From the data that follows, copy every line holding the string "represents".
┄┄┄┄┄┄┄┄┄┄┄┄┄┄┄┄┄┄┄┄
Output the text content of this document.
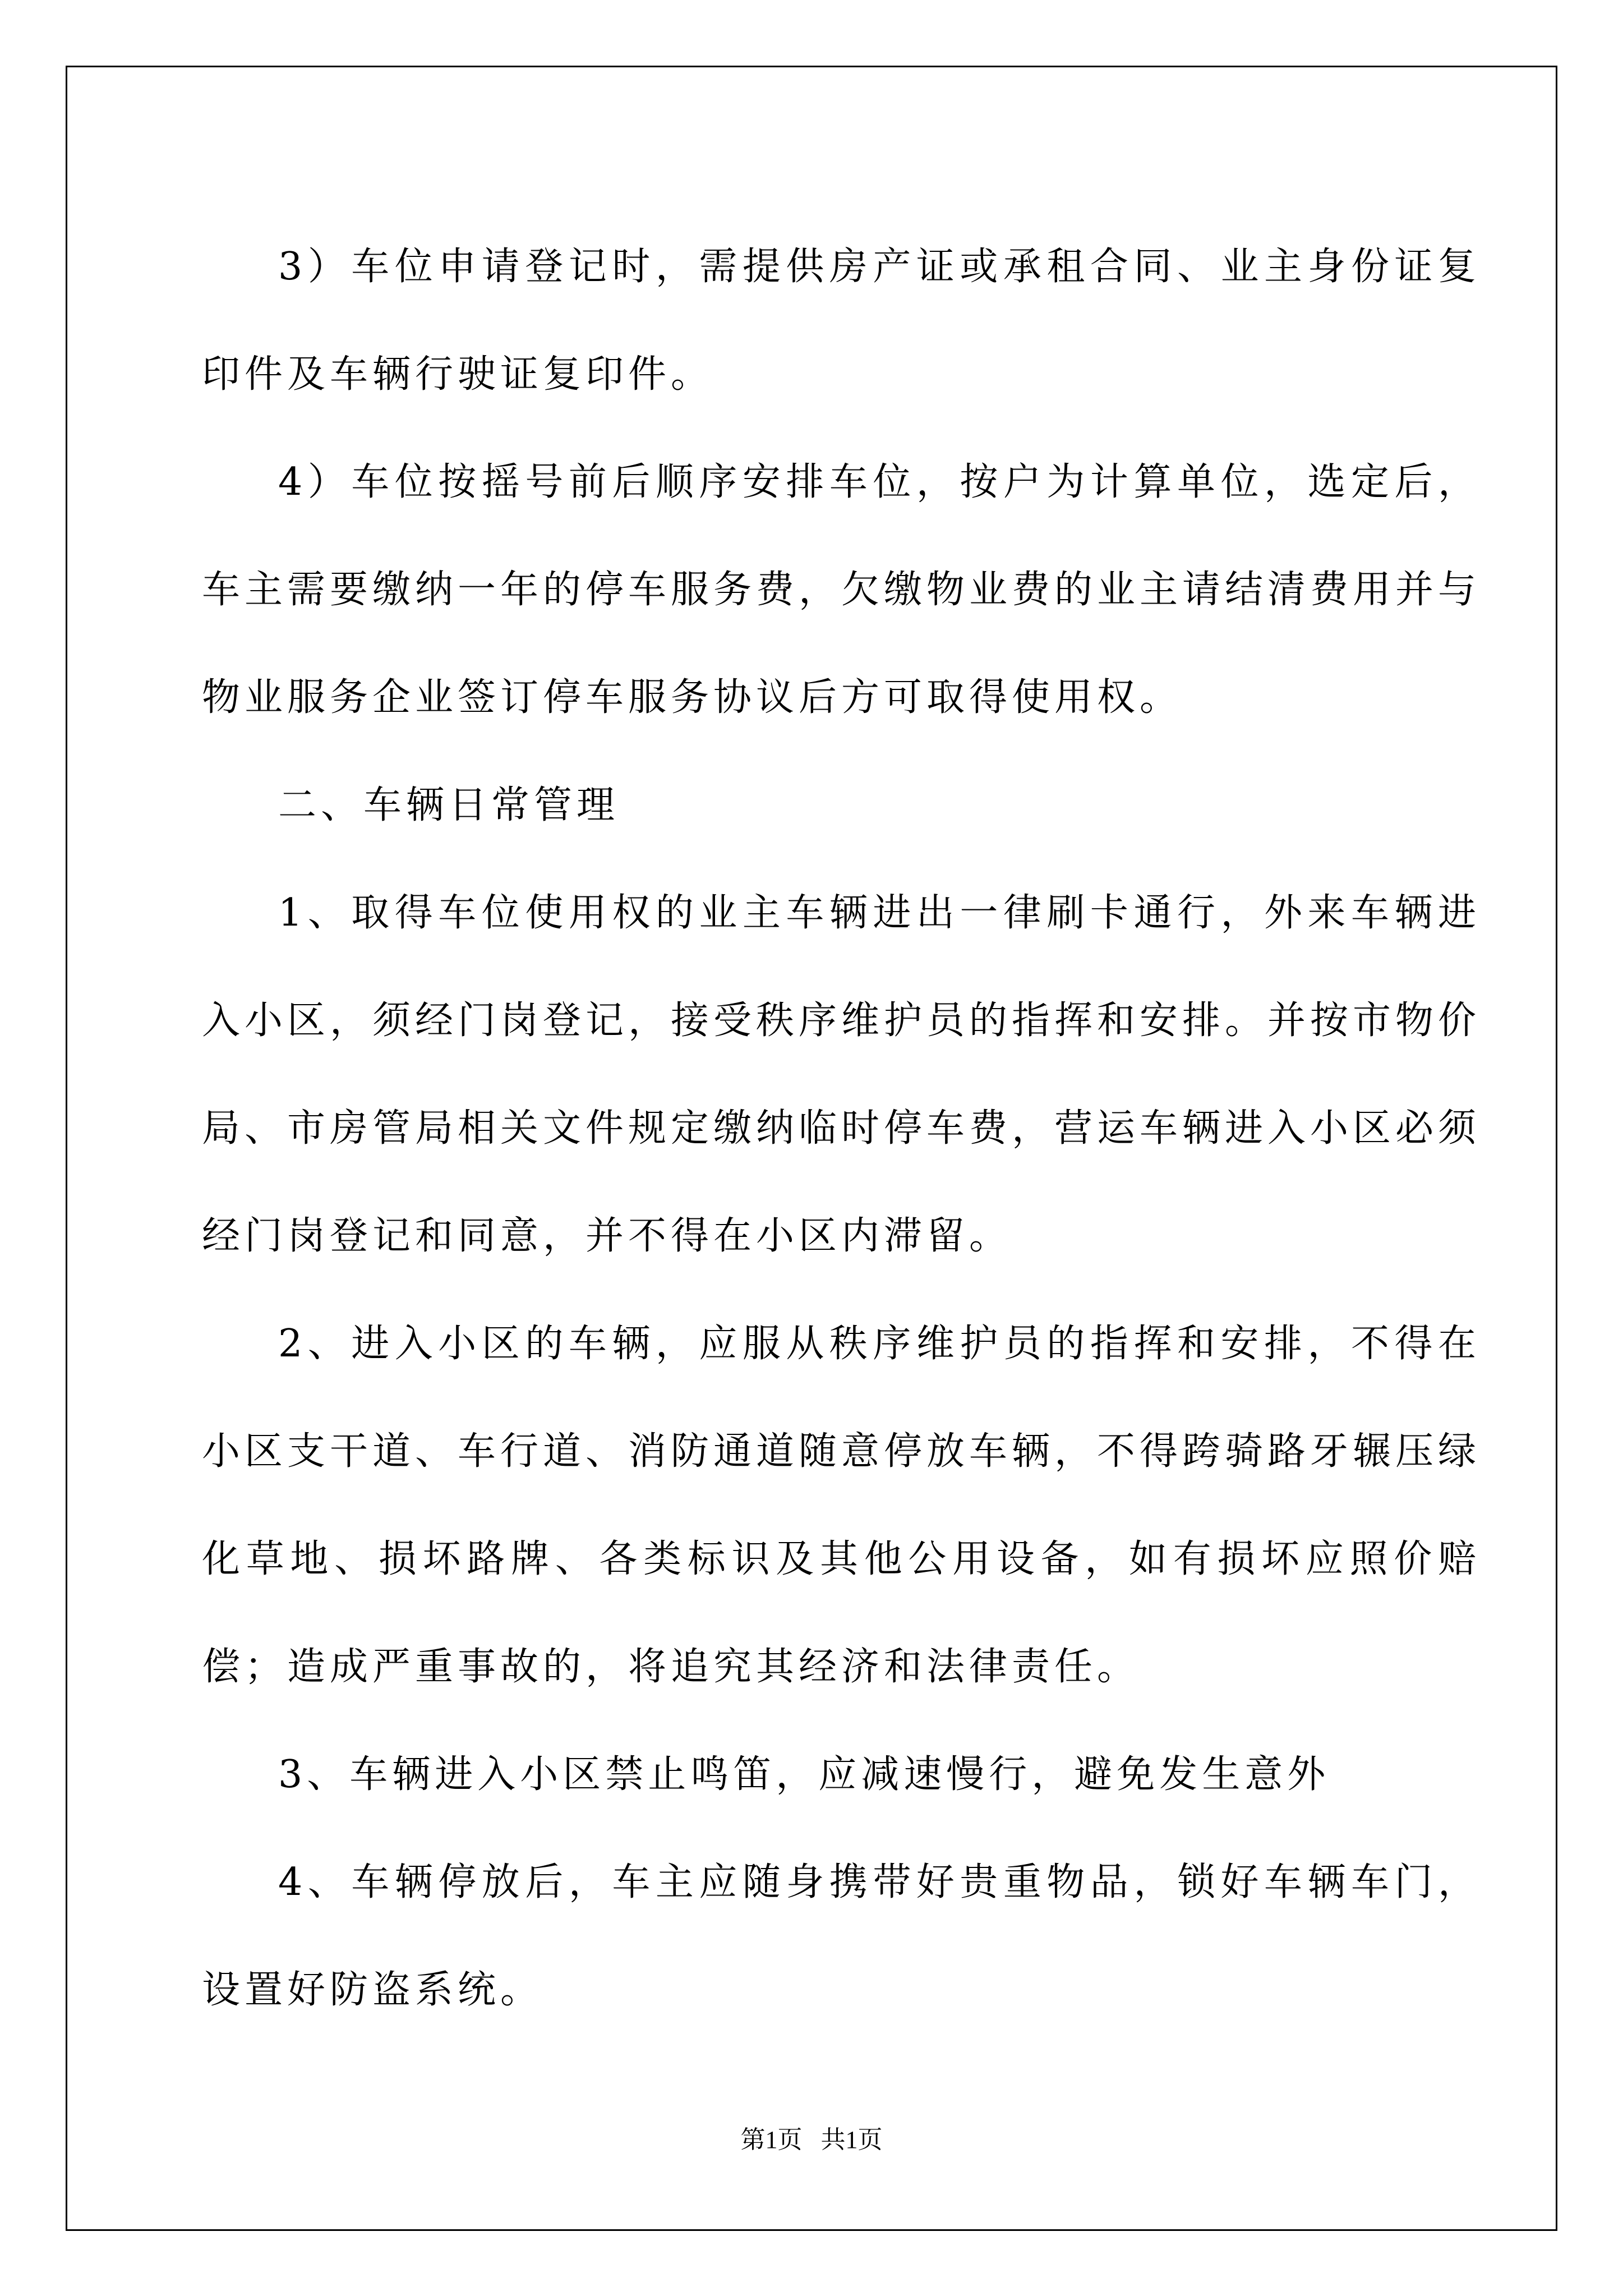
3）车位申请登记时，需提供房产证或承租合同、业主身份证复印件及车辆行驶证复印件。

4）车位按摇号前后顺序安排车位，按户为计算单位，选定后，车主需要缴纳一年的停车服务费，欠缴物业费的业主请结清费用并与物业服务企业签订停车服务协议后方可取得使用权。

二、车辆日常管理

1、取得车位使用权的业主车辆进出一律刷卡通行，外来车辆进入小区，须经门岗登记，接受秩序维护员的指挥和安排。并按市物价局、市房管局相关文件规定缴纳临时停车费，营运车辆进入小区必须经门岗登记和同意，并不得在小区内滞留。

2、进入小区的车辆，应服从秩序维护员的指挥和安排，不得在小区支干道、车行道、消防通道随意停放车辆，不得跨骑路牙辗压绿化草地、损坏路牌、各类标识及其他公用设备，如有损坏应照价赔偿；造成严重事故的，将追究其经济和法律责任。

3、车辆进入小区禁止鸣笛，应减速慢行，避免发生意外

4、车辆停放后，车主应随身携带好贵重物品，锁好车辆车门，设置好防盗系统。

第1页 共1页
┄┄┄┄┄┄┄┄┄┄┄┄┄┄┄┄┄┄┄┄
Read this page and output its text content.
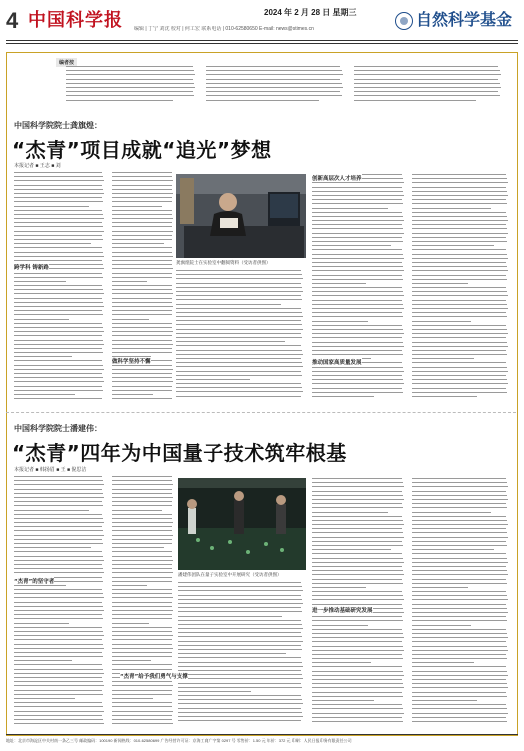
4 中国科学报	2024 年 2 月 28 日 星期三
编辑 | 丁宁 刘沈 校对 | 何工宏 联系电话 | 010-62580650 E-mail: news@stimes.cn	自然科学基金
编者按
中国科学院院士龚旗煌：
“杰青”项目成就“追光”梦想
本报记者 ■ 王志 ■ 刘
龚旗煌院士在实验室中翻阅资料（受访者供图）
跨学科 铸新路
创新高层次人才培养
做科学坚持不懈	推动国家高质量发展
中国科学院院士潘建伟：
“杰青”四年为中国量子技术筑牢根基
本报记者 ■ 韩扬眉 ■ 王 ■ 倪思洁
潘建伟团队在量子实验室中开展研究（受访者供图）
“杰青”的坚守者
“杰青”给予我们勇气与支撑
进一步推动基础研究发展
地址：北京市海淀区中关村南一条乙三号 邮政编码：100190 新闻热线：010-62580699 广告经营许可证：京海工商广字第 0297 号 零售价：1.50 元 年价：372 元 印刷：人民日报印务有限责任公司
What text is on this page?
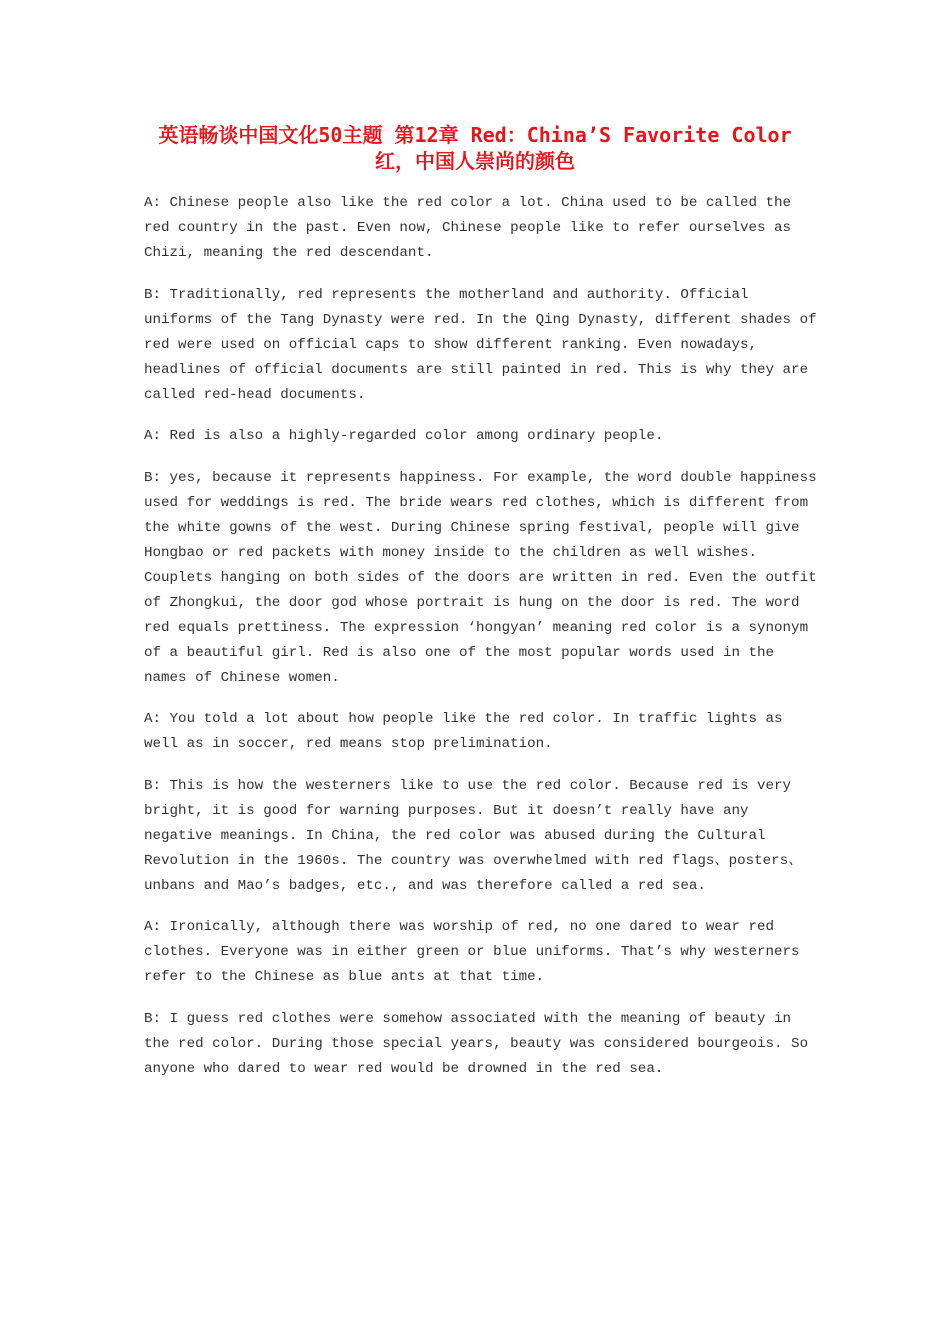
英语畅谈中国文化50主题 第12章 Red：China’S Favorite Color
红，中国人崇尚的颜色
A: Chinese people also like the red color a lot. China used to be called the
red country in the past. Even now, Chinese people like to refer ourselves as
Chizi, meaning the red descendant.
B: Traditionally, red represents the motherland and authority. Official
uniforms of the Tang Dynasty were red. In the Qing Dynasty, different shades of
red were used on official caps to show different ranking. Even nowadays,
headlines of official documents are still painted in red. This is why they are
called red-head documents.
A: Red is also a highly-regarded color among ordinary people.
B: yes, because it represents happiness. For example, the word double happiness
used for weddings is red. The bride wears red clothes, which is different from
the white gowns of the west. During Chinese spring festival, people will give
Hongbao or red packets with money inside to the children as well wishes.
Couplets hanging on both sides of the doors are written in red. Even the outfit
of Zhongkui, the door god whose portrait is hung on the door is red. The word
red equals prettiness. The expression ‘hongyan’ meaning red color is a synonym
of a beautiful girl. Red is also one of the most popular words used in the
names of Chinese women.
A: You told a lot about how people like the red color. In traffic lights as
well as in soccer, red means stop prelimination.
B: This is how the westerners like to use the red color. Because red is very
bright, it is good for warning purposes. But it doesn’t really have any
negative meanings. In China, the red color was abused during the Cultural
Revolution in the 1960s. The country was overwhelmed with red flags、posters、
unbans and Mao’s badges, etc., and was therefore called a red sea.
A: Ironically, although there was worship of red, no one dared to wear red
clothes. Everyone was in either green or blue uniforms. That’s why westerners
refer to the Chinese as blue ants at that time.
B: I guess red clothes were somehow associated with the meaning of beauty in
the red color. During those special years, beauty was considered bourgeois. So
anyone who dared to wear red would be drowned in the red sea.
┄┄┄┄┄┄┄┄┄┄┄┄┄┄┄┄┄┄┄┄
• _Answer to the problem_:
B: Traditionally, red represents the motherland and authority. Official
B: yes, because it represents happiness. For example, the word double happiness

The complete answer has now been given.